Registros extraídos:
--

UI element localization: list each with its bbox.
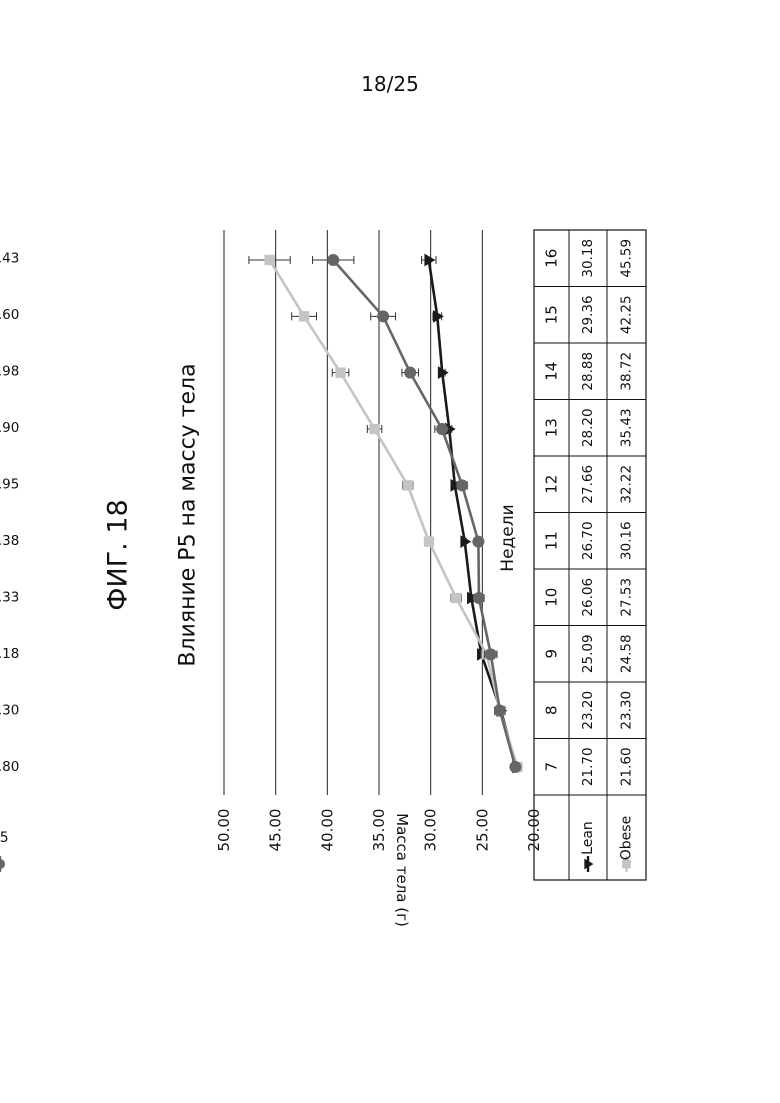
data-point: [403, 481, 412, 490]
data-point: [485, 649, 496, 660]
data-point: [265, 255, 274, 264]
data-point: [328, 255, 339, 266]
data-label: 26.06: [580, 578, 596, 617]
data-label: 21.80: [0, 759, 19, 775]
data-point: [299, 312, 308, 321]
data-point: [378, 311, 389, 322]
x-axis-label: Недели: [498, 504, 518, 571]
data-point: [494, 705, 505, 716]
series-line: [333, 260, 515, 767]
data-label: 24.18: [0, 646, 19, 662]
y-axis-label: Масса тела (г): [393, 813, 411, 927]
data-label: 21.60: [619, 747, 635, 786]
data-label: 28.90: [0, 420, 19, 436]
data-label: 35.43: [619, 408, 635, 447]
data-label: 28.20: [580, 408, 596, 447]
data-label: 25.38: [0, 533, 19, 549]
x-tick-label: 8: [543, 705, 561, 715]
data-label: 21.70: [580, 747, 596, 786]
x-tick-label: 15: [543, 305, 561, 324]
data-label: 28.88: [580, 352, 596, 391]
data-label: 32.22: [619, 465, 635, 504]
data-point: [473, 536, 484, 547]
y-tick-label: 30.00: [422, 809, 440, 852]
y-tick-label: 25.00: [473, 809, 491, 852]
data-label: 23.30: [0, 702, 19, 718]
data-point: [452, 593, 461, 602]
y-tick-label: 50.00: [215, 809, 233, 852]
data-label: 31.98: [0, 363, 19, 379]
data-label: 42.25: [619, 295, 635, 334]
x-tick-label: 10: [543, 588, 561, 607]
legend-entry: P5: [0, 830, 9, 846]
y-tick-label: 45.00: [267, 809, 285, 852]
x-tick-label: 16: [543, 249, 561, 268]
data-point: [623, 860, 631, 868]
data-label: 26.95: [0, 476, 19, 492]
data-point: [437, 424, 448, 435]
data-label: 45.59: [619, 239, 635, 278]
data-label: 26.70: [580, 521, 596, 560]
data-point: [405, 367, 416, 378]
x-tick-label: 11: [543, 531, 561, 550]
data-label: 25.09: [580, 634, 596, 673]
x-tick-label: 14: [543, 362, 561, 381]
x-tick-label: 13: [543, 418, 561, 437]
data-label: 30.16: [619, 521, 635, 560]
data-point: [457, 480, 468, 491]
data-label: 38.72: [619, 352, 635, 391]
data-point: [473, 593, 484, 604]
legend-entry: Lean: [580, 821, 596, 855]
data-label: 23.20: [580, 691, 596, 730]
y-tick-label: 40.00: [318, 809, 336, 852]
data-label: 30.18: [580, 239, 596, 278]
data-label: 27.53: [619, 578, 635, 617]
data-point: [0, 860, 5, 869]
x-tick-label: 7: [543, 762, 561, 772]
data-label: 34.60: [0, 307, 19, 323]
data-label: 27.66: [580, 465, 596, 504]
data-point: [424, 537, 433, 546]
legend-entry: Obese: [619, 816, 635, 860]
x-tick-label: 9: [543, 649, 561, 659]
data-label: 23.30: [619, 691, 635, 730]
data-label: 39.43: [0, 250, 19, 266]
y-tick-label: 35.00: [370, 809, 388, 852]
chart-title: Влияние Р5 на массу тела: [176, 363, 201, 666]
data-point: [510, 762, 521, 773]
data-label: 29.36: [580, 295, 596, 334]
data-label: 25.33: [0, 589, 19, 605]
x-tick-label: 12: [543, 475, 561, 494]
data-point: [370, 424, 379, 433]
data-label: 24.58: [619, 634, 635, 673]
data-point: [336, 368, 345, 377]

--

* [Ejercicio escrito]: Reescribe los registros empezando en la línea que contiene "data-point: [403, 481, 412, 490]" y terminando tras la que contiene "x-tick-label: 11: [543, 531, 561, 550]". Sustituye "x-tick-label" por "etiqueta-eje-x" y deja todo lo demás igual.

* [Resultado]:
data-point: [403, 481, 412, 490]
data-point: [485, 649, 496, 660]
data-point: [265, 255, 274, 264]
data-point: [328, 255, 339, 266]
data-label: 26.06: [580, 578, 596, 617]
data-label: 21.80: [0, 759, 19, 775]
data-point: [299, 312, 308, 321]
data-point: [378, 311, 389, 322]
x-axis-label: Недели: [498, 504, 518, 571]
data-point: [494, 705, 505, 716]
series-line: [333, 260, 515, 767]
data-label: 24.18: [0, 646, 19, 662]
y-axis-label: Масса тела (г): [393, 813, 411, 927]
data-label: 21.60: [619, 747, 635, 786]
data-label: 28.90: [0, 420, 19, 436]
data-label: 35.43: [619, 408, 635, 447]
data-label: 28.20: [580, 408, 596, 447]
data-label: 25.38: [0, 533, 19, 549]
etiqueta-eje-x: 8: [543, 705, 561, 715]
data-label: 21.70: [580, 747, 596, 786]
etiqueta-eje-x: 15: [543, 305, 561, 324]
data-label: 28.88: [580, 352, 596, 391]
data-label: 32.22: [619, 465, 635, 504]
data-point: [473, 536, 484, 547]
y-tick-label: 30.00: [422, 809, 440, 852]
y-tick-label: 25.00: [473, 809, 491, 852]
data-label: 23.30: [0, 702, 19, 718]
data-point: [452, 593, 461, 602]
y-tick-label: 50.00: [215, 809, 233, 852]
data-label: 31.98: [0, 363, 19, 379]
data-label: 42.25: [619, 295, 635, 334]
etiqueta-eje-x: 10: [543, 588, 561, 607]
legend-entry: P5: [0, 830, 9, 846]
y-tick-label: 45.00: [267, 809, 285, 852]
etiqueta-eje-x: 16: [543, 249, 561, 268]
data-point: [623, 860, 631, 868]
data-label: 26.95: [0, 476, 19, 492]
data-point: [437, 424, 448, 435]
data-label: 45.59: [619, 239, 635, 278]
data-label: 26.70: [580, 521, 596, 560]
data-point: [405, 367, 416, 378]
etiqueta-eje-x: 11: [543, 531, 561, 550]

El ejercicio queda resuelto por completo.